_DIRECTION_
Wherever the string "eleifend" appears in a line, extract that line.

>> START EXERCISE INPUTS

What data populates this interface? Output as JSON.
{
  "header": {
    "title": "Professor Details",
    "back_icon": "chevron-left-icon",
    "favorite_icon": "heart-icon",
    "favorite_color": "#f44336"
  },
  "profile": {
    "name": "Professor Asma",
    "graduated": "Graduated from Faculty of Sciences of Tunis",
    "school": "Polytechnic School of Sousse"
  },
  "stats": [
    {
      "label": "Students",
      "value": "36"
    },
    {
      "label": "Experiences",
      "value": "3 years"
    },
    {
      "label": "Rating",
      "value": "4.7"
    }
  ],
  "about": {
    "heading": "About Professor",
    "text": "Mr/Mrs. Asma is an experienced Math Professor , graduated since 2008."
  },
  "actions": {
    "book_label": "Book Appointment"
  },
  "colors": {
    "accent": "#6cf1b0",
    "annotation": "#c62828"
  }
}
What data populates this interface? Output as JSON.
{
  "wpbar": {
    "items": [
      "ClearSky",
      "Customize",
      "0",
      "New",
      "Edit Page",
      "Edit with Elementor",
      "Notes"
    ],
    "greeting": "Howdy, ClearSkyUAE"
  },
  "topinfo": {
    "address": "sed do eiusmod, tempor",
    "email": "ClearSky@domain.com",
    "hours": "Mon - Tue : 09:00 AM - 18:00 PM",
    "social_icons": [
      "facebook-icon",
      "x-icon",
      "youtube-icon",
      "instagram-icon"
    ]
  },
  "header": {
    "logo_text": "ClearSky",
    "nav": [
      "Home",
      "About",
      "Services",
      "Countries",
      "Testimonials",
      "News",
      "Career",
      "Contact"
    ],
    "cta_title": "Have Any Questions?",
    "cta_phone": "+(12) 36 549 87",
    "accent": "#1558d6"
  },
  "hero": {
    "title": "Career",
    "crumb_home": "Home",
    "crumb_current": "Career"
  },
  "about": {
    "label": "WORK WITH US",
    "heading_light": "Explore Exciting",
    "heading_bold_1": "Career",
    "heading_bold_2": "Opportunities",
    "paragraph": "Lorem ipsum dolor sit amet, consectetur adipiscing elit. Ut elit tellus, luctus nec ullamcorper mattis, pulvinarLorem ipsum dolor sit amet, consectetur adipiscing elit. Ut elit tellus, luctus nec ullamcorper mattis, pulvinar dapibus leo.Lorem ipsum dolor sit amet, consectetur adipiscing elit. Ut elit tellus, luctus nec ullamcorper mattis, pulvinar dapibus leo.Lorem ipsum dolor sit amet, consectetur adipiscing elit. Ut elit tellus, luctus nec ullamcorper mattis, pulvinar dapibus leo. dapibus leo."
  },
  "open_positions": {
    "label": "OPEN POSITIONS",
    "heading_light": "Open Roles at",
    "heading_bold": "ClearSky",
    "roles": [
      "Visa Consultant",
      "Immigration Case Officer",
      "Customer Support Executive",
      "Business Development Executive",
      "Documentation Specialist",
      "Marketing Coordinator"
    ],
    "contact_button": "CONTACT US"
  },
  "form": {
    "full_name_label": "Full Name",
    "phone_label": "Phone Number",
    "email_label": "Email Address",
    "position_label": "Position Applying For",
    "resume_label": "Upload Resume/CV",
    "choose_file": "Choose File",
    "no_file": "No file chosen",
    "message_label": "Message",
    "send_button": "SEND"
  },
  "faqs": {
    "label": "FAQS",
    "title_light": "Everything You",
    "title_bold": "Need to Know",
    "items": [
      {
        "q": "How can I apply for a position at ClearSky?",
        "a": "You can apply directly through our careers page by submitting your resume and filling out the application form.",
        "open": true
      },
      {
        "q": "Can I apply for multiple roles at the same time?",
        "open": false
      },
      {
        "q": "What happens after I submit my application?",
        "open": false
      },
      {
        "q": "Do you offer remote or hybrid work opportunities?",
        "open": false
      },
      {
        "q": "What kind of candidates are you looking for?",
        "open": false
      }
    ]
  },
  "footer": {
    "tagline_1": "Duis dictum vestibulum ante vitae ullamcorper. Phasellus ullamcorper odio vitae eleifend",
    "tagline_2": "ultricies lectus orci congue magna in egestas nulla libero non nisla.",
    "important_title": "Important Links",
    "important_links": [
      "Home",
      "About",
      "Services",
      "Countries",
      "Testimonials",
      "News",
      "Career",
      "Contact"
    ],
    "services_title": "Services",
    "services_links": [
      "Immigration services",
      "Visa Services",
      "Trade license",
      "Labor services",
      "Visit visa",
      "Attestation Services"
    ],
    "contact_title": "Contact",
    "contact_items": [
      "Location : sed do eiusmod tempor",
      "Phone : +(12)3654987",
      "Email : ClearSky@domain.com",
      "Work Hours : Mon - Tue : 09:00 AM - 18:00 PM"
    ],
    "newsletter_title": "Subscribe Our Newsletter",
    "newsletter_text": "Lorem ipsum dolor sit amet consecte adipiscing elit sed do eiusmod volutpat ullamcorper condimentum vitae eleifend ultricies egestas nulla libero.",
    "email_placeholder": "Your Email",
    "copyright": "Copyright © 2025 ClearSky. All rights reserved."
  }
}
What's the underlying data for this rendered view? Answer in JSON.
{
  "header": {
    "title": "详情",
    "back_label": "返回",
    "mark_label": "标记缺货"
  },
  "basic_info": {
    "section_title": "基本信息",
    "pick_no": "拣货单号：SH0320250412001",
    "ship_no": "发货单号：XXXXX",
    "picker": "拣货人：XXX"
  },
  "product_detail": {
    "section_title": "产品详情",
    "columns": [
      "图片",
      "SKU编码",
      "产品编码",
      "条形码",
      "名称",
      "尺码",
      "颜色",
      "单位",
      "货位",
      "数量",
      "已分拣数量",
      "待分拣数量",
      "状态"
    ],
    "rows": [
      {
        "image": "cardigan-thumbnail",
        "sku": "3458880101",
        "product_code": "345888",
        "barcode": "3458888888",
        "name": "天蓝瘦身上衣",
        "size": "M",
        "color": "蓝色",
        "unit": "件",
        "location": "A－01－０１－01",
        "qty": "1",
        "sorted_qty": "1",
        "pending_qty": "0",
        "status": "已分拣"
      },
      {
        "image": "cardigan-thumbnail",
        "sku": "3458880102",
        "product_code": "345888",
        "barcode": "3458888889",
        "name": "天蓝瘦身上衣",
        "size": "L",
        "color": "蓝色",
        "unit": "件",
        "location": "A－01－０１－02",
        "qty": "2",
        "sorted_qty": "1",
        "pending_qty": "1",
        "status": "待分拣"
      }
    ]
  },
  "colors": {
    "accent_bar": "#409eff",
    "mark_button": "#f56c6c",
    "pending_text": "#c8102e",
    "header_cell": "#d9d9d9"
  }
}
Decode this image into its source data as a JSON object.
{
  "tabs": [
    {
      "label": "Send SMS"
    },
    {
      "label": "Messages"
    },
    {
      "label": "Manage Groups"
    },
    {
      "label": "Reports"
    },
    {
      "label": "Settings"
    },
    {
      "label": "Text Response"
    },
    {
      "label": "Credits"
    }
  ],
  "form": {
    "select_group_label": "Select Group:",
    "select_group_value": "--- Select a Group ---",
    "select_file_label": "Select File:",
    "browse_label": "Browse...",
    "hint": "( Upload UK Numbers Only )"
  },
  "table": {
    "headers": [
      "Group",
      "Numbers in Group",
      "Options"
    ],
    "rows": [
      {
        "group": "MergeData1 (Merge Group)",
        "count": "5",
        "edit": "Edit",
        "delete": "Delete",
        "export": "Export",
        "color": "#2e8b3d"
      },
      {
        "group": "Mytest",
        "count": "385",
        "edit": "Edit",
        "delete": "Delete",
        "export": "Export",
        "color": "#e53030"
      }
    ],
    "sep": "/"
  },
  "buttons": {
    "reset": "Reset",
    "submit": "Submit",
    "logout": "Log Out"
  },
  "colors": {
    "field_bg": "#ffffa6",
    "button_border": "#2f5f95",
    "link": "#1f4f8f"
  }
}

>> END EXERCISE INPUTS

_SOLUTION TO THIS TASK_
    "tagline_1": "Duis dictum vestibulum ante vitae ullamcorper. Phasellus ullamcorper odio vitae eleifend",
    "newsletter_text": "Lorem ipsum dolor sit amet consecte adipiscing elit sed do eiusmod volutpat ullamcorper condimentum vitae eleifend ultricies egestas nulla libero.",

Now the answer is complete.